Siria celebra un año sin la dictadura de El Asad entre la ilusión y la inquietud
El Gobierno recupera las libertades y reintegra el país en la escena internacional, pero tiene aún retos inmensos, como la seguridad, el miedo de las minorías y la recuperación económica, con un 90% de la población bajo el umbral de la pobreza
El pastor Abu Jaled bebe té con su familia frente a su casa en un terreno entre el pueblo de Deir Yamal y la base aérea de Mennagh, en el norte de Siria. Antes, cuenta, no se atrevía a juntarla, ...

DATOS SIN PROCESAR:
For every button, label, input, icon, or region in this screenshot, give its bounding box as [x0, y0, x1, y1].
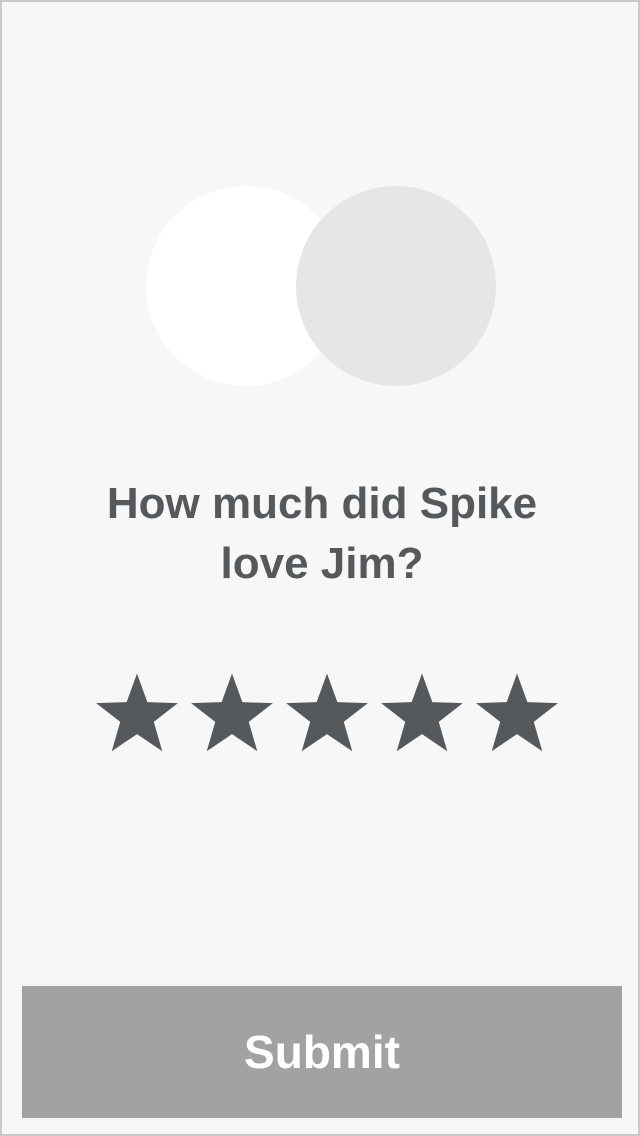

SOLICITUD 1:
Responde según el texto sobre Siria:
(a) ¿Qué porcentaje de la población está bajo el umbral de la pobreza?
(b) ¿Qué bebe el pastor Abu Jaled con su familia frente a su casa?
(c) ¿Entre qué dos lugares está el terreno donde se encuentra su casa?
SOLICITUD 2: Reproduce, por favor, un fragmento del texto sobre Siria: empieza en las palabras "Siria celebra un" y termina después de "a juntarla, ...".

RESPUESTA COMPLETA 1:
(a) Un 90%.
(b) Té.
(c) Entre el pueblo de Deir Yamal y la base aérea de Mennagh.

RESPUESTA COMPLETA 2:
Siria celebra un año sin la dictadura de El Asad entre la ilusión y la inquietud
El Gobierno recupera las libertades y reintegra el país en la escena internacional, pero tiene aún retos inmensos, como la seguridad, el miedo de las minorías y la recuperación económica, con un 90% de la población bajo el umbral de la pobreza
El pastor Abu Jaled bebe té con su familia frente a su casa en un terreno entre el pueblo de Deir Yamal y la base aérea de Mennagh, en el norte de Siria. Antes, cuenta, no se atrevía a juntarla, ...